-------- Material to process --------

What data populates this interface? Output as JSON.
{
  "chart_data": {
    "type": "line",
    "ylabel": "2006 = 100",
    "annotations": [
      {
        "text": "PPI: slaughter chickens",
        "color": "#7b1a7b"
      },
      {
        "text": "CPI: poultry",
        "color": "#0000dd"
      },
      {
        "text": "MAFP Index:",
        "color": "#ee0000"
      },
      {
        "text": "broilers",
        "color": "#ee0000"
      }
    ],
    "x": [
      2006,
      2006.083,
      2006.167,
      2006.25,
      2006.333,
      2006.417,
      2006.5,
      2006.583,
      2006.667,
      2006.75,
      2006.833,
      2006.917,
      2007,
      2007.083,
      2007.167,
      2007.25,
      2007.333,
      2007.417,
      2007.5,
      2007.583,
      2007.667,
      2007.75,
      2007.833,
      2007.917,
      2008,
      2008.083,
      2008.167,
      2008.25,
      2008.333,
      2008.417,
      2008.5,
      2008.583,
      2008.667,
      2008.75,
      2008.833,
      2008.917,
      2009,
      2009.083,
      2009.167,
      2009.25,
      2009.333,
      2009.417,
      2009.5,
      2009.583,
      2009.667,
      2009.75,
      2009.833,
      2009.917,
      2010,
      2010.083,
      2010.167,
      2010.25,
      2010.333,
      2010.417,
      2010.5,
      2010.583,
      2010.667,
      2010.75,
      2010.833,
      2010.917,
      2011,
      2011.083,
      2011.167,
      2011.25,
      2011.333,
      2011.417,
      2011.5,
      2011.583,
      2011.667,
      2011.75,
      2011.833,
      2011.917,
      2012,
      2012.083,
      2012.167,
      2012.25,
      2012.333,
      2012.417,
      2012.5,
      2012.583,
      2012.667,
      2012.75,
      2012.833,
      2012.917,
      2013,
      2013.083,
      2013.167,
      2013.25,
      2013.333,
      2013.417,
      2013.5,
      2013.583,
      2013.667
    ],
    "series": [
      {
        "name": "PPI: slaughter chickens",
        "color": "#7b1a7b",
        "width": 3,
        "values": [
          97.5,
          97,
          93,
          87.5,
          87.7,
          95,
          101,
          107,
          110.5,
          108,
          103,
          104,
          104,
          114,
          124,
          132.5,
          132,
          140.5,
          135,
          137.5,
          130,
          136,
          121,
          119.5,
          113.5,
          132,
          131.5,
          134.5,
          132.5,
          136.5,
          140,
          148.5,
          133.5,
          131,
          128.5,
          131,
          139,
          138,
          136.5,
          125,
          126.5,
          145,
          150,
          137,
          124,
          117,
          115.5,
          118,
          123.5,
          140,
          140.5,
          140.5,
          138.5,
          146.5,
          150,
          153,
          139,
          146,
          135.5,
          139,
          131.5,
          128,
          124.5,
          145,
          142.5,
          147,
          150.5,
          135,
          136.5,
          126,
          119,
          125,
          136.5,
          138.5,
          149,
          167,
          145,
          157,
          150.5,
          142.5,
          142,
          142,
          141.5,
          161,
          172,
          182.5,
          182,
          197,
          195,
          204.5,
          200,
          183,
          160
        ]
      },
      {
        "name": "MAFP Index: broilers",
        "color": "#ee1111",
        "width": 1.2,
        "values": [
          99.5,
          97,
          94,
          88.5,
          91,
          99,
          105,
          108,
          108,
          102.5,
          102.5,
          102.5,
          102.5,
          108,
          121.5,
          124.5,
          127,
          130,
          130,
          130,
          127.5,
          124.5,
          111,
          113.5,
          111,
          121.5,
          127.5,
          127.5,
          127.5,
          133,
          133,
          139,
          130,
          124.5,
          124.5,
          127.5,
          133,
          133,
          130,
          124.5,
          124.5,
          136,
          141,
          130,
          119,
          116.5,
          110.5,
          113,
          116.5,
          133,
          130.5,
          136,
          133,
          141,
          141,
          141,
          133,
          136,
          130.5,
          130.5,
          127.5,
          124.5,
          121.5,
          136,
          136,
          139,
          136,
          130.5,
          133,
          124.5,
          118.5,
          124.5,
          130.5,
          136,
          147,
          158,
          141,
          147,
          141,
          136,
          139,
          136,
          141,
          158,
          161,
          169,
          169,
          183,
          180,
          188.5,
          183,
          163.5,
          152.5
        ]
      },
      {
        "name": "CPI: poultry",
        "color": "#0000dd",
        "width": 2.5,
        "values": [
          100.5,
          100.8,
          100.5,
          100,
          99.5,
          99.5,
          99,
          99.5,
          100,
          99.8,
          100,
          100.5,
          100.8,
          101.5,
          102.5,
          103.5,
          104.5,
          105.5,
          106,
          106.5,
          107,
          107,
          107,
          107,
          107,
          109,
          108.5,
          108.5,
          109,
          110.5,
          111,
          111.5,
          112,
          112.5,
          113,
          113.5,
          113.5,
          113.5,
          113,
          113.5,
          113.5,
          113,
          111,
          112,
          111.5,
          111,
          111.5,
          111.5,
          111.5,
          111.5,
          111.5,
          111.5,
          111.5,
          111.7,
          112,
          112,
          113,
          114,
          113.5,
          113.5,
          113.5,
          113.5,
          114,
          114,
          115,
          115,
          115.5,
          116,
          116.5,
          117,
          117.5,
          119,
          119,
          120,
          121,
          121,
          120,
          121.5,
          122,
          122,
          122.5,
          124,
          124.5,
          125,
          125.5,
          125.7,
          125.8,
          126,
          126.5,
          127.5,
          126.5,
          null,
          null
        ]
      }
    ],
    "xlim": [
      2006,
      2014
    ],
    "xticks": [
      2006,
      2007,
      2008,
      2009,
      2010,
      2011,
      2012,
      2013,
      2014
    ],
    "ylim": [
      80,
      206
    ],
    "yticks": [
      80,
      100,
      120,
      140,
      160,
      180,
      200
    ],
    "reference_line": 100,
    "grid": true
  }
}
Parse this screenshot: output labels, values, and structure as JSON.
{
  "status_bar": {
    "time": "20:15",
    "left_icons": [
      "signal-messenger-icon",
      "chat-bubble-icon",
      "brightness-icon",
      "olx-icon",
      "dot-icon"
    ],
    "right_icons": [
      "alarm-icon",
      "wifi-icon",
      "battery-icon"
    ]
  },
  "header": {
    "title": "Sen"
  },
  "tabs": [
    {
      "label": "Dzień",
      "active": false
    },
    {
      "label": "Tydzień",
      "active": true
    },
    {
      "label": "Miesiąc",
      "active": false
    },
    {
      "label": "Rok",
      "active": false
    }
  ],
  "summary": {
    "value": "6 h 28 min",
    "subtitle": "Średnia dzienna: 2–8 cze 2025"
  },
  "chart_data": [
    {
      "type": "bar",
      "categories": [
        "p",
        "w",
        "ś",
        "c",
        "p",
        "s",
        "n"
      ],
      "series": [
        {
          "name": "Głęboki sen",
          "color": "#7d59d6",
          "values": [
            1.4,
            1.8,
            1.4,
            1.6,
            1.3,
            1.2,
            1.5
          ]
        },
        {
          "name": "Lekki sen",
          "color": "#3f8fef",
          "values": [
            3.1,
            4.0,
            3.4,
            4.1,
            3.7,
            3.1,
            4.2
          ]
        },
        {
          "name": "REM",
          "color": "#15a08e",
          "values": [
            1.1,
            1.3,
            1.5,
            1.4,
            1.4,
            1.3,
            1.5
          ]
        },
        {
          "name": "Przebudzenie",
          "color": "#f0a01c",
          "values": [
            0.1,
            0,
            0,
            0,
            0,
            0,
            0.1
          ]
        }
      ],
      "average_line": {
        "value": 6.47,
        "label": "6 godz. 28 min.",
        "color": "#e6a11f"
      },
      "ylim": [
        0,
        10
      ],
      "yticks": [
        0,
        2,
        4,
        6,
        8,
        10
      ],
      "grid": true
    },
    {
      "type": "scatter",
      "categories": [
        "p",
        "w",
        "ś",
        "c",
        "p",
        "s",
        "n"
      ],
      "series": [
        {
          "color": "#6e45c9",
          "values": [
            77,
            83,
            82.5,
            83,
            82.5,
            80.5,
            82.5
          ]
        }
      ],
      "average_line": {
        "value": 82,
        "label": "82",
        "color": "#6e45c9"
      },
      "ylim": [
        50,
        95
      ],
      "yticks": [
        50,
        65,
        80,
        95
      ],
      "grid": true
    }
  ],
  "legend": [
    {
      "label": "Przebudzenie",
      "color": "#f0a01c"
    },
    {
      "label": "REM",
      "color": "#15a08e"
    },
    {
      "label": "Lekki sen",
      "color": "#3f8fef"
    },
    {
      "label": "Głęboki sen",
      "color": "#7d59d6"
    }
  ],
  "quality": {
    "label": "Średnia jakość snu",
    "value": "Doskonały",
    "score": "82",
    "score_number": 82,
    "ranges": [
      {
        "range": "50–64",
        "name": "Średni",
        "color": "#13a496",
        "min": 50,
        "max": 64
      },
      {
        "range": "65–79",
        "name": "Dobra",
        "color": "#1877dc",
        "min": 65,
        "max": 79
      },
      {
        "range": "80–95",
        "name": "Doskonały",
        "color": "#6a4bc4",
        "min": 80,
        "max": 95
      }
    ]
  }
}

--------

__Goal of the exercise__
Scan the material line by line and report each one that contains "chickens".

__Answer to the problem__
        "text": "PPI: slaughter chickens",
        "name": "PPI: slaughter chickens",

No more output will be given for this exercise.